Data supplied:
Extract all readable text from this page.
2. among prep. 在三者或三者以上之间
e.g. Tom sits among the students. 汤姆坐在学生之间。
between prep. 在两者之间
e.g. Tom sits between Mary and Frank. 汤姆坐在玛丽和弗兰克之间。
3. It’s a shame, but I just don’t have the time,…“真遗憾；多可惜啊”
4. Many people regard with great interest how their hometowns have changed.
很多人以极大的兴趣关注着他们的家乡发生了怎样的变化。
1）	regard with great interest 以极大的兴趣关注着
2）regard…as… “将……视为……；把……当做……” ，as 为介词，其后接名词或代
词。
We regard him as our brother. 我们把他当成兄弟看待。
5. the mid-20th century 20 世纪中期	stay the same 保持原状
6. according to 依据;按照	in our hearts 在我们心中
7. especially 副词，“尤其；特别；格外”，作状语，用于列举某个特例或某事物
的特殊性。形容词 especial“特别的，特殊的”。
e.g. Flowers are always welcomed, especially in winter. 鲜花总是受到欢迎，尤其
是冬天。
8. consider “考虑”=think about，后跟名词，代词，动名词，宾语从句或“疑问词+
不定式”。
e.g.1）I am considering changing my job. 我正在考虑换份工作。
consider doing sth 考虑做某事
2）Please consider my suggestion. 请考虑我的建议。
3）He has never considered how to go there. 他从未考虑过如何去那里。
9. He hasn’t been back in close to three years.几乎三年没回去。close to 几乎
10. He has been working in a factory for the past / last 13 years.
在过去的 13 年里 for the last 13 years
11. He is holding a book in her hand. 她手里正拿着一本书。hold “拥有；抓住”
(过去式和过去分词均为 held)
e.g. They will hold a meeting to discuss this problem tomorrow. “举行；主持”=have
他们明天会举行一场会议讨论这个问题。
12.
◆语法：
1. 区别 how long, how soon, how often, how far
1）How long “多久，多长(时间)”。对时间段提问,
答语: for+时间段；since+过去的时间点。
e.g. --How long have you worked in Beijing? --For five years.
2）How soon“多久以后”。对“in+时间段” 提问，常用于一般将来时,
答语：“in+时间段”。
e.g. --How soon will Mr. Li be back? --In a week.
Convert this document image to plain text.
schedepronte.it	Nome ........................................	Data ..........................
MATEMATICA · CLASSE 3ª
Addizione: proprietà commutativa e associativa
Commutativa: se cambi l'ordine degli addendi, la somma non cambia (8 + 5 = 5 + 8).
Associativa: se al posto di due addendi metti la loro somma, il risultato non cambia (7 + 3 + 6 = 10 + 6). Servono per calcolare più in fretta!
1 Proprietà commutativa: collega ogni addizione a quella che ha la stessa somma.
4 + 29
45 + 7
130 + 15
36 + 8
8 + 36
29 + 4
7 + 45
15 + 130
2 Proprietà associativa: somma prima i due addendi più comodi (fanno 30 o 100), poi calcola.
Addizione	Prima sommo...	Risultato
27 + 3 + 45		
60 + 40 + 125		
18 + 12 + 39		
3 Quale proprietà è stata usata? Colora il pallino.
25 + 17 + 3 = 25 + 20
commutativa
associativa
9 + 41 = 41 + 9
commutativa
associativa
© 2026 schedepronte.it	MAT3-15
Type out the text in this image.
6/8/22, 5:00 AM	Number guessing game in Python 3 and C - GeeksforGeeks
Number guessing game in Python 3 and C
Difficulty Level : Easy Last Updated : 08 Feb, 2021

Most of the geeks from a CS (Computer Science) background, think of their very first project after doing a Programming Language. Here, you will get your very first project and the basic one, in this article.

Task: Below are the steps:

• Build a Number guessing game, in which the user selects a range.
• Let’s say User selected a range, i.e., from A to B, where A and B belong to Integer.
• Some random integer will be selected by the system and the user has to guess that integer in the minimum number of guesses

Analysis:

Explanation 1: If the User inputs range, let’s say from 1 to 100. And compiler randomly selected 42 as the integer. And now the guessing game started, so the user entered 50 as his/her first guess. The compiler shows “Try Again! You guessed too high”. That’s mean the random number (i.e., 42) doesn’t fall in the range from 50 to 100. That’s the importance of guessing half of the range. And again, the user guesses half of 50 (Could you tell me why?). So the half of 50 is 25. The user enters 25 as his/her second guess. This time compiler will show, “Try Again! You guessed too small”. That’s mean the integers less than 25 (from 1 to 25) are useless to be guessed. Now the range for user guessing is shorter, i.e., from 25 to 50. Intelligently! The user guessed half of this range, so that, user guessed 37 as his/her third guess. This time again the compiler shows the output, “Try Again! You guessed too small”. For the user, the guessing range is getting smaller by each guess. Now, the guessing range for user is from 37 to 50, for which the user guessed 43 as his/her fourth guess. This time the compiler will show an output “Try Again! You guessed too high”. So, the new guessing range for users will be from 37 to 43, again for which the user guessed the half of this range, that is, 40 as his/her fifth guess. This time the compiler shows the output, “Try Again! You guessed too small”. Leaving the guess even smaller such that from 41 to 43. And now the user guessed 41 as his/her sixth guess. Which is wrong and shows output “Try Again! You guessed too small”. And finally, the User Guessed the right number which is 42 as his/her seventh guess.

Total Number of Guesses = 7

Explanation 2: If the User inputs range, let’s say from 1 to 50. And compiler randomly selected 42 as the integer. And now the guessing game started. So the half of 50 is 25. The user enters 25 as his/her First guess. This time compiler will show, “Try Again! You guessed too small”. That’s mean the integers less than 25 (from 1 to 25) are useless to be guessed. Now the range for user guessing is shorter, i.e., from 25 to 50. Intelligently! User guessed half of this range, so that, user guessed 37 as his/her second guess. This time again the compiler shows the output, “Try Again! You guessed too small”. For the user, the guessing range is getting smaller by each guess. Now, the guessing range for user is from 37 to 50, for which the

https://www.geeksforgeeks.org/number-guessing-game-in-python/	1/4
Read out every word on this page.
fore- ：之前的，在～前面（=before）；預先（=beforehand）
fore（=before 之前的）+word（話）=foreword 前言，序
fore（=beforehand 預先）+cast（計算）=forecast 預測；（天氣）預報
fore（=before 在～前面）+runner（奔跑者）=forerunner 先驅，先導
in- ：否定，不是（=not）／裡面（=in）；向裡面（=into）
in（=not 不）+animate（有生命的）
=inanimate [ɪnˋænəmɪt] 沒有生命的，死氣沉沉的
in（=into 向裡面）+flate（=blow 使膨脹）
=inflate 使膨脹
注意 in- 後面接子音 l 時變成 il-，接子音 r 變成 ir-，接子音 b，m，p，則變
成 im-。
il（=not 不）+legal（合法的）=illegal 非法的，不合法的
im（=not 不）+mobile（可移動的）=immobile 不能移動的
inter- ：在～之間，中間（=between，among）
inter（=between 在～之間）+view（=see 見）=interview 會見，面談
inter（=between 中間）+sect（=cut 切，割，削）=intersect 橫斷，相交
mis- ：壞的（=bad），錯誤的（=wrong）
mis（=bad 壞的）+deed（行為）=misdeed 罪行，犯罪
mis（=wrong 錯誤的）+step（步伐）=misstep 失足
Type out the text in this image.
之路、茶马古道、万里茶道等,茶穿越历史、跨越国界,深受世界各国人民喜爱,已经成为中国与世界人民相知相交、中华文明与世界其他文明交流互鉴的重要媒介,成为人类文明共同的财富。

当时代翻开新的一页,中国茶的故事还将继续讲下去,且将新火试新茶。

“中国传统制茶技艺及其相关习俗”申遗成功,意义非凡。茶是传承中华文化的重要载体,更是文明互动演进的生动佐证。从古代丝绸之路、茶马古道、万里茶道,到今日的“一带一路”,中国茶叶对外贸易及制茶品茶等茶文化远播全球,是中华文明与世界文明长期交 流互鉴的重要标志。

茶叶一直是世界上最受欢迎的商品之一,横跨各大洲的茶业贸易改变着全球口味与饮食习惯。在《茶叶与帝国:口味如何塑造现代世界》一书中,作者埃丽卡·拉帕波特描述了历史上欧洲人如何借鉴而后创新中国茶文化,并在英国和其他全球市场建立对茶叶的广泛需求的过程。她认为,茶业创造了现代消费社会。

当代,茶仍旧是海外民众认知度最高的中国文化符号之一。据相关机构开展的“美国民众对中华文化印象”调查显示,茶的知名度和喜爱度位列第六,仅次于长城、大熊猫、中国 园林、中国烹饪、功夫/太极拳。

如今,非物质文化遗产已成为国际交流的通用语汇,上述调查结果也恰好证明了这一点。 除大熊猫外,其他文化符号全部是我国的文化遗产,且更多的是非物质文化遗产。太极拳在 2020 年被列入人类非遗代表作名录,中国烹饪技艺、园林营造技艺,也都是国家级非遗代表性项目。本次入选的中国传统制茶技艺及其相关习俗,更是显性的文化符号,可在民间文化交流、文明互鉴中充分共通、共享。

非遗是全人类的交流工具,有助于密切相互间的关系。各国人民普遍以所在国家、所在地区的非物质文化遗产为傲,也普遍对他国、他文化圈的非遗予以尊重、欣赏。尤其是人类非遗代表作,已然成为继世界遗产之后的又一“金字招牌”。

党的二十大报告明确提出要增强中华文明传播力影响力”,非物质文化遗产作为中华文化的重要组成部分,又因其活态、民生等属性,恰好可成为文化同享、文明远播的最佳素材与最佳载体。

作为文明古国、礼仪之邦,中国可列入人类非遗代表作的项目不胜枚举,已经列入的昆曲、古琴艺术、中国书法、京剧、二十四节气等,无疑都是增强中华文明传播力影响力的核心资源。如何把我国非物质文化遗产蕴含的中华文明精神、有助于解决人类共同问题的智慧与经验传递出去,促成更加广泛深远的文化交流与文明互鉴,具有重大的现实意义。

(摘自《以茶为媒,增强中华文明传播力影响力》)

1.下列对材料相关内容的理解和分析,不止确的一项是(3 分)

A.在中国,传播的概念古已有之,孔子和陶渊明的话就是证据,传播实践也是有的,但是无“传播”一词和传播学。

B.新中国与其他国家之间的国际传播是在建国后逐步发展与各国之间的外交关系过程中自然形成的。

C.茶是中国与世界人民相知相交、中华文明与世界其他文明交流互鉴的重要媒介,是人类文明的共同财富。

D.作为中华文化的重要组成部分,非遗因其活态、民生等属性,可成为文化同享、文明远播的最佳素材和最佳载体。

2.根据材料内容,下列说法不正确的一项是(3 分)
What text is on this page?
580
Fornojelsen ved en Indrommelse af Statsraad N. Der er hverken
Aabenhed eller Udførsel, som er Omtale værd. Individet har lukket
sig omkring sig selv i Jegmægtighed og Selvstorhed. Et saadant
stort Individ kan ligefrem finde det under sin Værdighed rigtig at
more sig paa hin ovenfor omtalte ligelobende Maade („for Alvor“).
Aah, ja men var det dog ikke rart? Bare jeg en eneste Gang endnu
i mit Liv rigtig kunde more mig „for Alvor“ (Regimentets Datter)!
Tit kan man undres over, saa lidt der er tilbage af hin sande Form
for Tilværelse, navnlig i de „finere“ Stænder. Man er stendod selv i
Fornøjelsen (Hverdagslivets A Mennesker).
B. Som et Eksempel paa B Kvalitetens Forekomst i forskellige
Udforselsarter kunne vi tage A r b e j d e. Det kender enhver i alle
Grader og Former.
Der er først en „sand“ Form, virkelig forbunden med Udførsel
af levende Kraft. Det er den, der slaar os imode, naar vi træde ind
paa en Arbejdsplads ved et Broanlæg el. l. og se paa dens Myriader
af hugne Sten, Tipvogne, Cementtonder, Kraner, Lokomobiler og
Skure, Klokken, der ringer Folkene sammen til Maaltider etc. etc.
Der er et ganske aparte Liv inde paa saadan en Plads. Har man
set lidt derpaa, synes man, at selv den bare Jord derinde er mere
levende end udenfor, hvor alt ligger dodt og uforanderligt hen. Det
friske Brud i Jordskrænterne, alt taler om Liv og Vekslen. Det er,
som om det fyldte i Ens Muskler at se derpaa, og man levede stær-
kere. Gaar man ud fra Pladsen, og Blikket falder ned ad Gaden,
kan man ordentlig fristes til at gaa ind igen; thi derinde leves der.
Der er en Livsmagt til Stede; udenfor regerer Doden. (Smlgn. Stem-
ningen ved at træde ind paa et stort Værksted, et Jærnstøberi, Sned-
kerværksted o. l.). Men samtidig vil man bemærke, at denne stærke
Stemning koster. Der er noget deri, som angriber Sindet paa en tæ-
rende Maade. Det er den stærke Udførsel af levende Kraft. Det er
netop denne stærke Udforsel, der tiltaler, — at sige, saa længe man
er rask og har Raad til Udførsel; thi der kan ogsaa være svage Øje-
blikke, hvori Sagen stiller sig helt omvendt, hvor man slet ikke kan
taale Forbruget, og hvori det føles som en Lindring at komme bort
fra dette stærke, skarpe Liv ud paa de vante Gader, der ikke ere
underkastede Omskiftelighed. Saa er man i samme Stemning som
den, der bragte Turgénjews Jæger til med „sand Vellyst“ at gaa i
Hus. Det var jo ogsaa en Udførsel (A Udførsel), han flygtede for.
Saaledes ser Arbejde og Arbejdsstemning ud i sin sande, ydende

Task prompt:
Locate the word "中华文明与世界其他文明交流互鉴的重要媒介" in the data above. Copy every line carrying it.

Answer below:
之路、茶马古道、万里茶道等,茶穿越历史、跨越国界,深受世界各国人民喜爱,已经成为中国与世界人民相知相交、中华文明与世界其他文明交流互鉴的重要媒介,成为人类文明共同的财富。
C.茶是中国与世界人民相知相交、中华文明与世界其他文明交流互鉴的重要媒介,是人类文明的共同财富。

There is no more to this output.